TASK GOAL: Look through the data below and return each line where "Pressure" appears.

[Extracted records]
= = =

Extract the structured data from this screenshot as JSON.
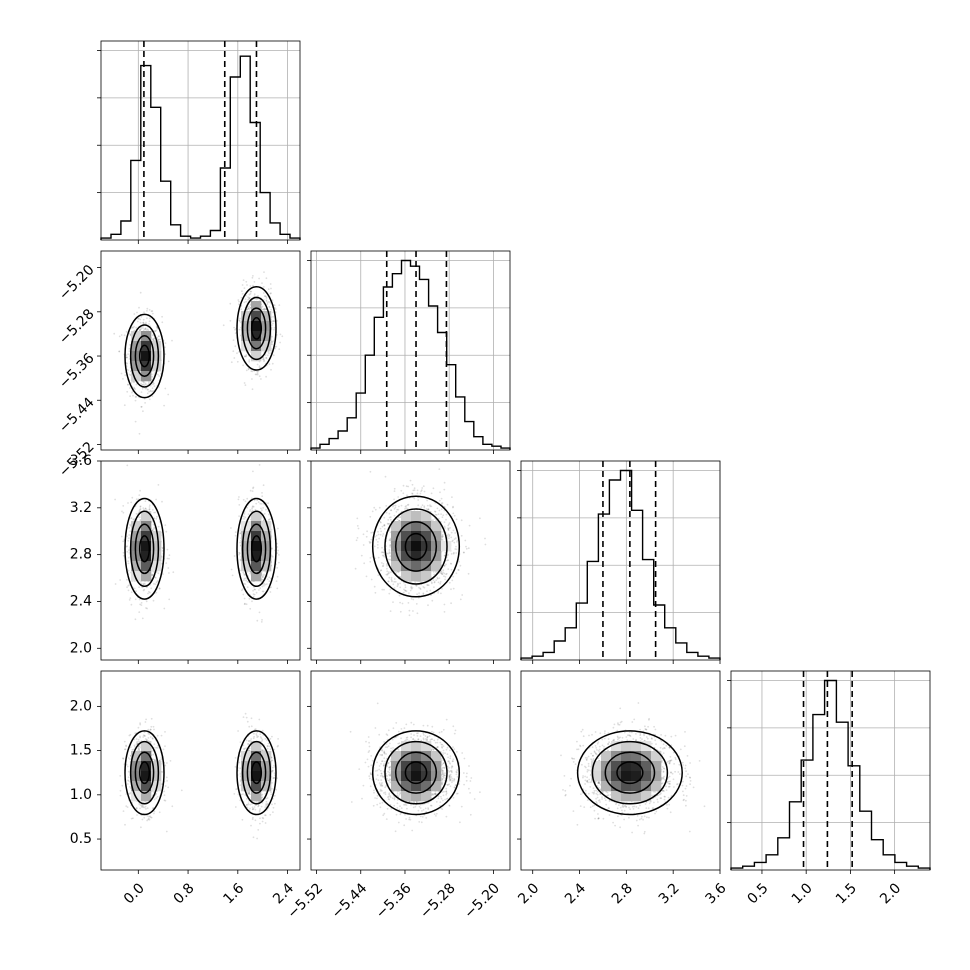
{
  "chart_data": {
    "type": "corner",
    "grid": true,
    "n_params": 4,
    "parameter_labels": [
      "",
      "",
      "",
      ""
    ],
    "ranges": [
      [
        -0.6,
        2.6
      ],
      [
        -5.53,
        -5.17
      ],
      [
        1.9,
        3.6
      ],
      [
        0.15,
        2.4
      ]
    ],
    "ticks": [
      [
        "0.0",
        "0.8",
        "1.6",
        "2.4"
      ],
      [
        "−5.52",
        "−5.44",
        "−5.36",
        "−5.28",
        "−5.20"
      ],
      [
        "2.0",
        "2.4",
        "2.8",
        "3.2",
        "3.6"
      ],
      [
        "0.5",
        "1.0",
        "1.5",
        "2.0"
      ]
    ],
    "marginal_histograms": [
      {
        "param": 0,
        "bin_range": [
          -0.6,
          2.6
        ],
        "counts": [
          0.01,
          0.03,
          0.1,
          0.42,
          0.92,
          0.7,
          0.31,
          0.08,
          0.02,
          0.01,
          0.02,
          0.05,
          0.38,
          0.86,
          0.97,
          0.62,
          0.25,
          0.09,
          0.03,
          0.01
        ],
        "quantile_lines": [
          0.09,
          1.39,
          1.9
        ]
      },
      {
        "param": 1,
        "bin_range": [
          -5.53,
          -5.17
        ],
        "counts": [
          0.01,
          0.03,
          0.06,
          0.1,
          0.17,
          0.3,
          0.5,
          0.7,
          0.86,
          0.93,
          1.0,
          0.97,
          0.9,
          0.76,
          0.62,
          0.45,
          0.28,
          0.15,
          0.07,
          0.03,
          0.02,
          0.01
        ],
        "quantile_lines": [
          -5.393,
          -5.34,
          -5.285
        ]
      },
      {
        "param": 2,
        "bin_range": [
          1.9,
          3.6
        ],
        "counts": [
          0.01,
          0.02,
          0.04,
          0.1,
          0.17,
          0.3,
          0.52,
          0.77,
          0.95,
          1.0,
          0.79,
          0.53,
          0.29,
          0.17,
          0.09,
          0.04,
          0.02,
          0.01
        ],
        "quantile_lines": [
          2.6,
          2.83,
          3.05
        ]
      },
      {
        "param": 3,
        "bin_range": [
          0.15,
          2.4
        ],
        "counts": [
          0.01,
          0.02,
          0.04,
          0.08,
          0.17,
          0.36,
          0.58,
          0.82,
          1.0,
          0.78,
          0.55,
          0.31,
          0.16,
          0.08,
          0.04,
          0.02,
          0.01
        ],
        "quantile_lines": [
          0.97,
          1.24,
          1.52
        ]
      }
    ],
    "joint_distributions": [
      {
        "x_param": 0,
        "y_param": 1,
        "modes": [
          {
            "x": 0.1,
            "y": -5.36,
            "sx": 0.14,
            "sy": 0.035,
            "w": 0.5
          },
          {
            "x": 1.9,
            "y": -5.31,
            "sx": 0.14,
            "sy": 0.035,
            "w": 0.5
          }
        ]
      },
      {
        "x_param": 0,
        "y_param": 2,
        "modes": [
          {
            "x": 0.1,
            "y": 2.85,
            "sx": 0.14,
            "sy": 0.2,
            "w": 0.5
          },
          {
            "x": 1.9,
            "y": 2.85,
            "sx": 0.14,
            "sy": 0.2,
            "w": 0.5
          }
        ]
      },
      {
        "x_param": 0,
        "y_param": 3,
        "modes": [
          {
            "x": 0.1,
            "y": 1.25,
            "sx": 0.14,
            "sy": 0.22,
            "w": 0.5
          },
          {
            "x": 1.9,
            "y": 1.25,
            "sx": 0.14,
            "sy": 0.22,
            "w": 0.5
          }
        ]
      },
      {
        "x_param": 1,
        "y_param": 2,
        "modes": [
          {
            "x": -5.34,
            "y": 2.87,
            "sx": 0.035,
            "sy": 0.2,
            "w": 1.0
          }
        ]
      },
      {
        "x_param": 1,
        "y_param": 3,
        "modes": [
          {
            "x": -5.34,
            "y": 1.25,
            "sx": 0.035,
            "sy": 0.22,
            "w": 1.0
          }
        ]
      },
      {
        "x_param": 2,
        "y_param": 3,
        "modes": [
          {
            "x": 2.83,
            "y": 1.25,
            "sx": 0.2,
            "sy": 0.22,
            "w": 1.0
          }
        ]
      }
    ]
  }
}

= = =

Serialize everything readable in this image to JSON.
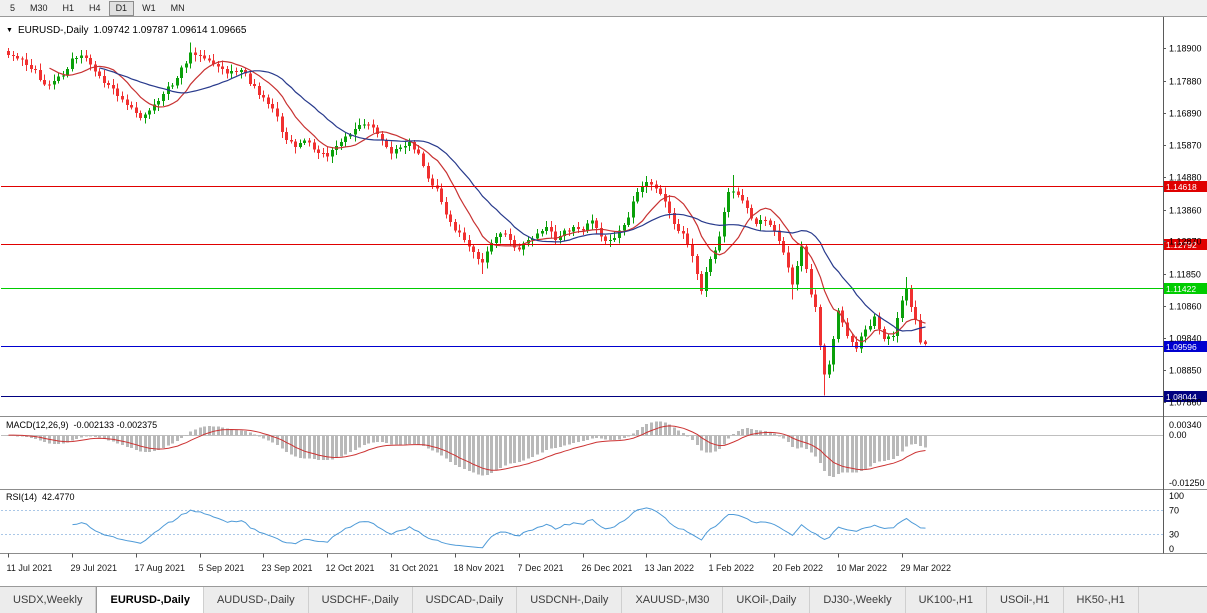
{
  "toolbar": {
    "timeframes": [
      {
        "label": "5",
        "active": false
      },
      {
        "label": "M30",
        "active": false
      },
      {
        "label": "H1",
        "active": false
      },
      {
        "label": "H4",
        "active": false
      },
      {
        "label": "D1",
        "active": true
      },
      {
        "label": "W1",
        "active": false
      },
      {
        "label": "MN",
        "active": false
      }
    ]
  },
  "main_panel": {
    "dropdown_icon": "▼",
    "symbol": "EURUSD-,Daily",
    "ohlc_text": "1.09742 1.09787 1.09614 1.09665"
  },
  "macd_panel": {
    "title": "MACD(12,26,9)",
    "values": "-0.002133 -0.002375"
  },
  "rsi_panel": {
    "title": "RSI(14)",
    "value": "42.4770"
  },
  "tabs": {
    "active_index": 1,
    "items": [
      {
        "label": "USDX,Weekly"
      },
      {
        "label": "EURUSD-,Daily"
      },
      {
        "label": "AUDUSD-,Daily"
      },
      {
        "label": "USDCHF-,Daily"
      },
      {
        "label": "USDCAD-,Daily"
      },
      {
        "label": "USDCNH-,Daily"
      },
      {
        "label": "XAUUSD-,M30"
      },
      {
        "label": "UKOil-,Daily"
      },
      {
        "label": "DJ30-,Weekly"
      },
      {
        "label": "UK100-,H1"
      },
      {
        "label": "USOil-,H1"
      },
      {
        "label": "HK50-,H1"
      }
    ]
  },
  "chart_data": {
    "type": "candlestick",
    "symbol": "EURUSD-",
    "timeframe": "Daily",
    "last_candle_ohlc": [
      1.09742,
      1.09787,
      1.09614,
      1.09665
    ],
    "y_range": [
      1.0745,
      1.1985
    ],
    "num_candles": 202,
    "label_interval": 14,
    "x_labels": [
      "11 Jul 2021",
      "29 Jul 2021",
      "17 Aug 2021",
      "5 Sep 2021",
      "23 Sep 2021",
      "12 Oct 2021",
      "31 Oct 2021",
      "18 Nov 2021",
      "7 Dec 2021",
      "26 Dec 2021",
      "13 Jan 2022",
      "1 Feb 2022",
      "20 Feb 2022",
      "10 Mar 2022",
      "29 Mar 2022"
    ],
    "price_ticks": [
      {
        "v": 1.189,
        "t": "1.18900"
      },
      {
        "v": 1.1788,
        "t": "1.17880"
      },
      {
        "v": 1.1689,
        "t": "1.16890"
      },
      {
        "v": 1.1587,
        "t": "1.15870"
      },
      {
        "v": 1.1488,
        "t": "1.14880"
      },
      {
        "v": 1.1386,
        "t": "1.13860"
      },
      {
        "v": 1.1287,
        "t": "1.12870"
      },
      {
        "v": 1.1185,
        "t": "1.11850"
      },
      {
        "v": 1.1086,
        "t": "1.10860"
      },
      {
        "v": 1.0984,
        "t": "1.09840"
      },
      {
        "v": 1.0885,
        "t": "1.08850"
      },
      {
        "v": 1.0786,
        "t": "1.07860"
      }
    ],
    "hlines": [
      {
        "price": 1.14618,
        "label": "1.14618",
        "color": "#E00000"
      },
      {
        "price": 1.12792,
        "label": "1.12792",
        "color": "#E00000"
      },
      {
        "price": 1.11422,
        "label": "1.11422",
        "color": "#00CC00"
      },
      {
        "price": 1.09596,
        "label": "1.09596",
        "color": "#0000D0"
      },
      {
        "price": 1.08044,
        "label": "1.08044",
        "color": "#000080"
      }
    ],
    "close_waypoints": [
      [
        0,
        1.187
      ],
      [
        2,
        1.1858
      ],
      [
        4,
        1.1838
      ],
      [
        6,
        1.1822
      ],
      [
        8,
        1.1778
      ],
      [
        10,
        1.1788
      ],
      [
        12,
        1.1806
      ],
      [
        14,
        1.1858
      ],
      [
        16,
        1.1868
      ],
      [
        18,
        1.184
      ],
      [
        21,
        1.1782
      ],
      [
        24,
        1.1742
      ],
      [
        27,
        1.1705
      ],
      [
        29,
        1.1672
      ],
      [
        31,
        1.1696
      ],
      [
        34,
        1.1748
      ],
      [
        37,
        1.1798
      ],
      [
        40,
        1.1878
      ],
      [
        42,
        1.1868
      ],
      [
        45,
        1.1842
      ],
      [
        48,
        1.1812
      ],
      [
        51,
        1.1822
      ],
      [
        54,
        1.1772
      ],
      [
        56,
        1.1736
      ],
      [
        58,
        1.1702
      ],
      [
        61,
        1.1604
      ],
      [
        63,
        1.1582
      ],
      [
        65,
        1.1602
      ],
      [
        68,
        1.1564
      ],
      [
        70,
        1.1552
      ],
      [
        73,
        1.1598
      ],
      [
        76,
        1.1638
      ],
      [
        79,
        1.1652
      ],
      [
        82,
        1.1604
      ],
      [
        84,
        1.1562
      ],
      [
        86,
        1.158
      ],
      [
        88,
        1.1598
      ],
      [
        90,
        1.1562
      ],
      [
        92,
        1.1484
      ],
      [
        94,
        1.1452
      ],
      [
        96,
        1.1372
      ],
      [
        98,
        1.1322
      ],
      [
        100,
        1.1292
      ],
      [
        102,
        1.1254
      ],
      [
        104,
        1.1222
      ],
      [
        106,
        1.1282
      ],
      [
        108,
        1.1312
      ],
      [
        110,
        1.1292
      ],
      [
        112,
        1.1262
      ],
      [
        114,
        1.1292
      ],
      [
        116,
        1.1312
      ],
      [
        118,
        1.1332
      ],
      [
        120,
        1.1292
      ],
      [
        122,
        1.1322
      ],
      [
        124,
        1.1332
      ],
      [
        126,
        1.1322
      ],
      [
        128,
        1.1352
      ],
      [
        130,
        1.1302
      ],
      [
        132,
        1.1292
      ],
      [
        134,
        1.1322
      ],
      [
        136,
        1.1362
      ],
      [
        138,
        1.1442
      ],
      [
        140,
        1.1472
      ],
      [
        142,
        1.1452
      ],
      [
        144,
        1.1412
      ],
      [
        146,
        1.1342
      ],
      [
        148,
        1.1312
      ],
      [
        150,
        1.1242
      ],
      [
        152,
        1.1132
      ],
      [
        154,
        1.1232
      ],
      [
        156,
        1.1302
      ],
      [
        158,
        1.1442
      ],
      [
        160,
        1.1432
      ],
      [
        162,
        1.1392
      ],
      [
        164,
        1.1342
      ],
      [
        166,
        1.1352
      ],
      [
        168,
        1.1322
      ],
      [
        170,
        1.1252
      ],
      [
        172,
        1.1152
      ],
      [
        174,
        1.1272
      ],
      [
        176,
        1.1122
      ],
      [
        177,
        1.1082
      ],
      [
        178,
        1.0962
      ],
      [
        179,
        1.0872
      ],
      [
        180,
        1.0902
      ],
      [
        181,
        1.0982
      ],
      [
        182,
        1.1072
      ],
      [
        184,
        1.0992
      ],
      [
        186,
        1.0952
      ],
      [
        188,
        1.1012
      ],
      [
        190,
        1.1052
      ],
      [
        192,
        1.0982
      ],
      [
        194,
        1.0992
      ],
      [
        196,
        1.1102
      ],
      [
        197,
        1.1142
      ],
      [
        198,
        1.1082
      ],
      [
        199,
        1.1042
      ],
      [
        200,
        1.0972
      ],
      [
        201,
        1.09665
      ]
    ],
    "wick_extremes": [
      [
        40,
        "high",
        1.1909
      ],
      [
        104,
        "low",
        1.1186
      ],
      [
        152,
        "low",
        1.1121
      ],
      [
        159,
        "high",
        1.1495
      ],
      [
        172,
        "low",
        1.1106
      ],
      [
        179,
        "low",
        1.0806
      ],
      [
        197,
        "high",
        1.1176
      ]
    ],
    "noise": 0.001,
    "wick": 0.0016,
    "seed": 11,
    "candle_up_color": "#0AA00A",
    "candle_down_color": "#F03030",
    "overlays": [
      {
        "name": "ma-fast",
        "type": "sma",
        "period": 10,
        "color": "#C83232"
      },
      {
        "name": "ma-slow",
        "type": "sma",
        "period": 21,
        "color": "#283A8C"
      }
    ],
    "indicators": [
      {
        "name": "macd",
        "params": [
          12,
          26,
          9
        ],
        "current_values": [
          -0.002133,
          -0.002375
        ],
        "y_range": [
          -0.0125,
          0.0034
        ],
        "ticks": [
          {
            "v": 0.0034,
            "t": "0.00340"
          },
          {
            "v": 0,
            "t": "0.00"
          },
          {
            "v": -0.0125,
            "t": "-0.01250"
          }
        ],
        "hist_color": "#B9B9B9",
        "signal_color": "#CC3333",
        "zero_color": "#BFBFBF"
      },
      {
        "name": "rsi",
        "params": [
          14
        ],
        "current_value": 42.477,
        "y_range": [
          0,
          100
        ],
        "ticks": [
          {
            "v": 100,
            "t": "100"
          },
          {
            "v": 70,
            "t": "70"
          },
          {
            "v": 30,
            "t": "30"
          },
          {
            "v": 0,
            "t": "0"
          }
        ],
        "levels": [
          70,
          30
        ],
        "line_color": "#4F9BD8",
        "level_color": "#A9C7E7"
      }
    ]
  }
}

= = =

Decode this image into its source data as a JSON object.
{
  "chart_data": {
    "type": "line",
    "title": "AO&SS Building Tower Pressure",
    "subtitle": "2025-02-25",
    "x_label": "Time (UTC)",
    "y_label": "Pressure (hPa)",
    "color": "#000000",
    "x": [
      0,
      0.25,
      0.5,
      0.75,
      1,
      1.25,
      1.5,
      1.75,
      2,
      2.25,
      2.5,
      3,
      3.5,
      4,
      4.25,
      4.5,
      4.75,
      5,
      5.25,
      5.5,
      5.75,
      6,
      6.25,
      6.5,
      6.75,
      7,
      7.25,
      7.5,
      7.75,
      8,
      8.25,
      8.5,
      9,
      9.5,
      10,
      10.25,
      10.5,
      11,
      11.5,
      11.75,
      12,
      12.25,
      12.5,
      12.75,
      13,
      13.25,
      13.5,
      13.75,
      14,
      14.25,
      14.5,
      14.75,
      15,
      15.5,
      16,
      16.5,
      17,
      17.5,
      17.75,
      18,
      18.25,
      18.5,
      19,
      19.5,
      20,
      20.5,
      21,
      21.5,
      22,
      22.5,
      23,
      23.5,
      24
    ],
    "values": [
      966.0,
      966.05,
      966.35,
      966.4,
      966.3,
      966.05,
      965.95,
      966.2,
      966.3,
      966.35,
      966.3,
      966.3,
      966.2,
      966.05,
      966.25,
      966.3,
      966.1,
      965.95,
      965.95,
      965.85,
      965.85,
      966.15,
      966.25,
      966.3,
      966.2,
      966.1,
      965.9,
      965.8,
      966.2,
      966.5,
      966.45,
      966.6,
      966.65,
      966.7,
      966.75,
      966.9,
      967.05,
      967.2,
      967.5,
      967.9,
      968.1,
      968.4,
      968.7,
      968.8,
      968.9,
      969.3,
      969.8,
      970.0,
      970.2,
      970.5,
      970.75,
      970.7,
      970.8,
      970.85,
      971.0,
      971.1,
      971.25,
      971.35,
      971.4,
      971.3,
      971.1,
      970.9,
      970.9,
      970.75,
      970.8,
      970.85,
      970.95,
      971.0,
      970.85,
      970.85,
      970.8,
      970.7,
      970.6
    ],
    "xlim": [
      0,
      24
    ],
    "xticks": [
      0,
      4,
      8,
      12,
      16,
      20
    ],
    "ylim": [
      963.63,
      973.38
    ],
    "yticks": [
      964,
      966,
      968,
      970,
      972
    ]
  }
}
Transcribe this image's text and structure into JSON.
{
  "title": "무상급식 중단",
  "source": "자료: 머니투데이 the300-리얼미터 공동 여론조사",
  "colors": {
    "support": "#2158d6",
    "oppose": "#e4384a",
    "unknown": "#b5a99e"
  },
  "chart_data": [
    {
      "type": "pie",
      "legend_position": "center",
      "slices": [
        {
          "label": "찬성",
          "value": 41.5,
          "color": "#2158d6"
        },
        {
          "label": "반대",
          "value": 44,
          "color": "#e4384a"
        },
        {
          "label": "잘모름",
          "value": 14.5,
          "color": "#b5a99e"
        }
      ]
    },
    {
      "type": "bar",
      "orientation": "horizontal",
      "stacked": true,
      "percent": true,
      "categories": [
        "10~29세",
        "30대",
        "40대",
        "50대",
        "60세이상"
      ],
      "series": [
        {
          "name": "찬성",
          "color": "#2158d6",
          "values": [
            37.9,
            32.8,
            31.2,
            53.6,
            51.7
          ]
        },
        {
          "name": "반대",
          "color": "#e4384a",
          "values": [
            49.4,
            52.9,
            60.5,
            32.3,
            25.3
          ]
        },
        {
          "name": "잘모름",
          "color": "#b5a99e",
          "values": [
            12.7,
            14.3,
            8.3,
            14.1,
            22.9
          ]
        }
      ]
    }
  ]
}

= = =

FULL ANSWER:
    "title": "AO&SS Building Tower Pressure",
    "y_label": "Pressure (hPa)",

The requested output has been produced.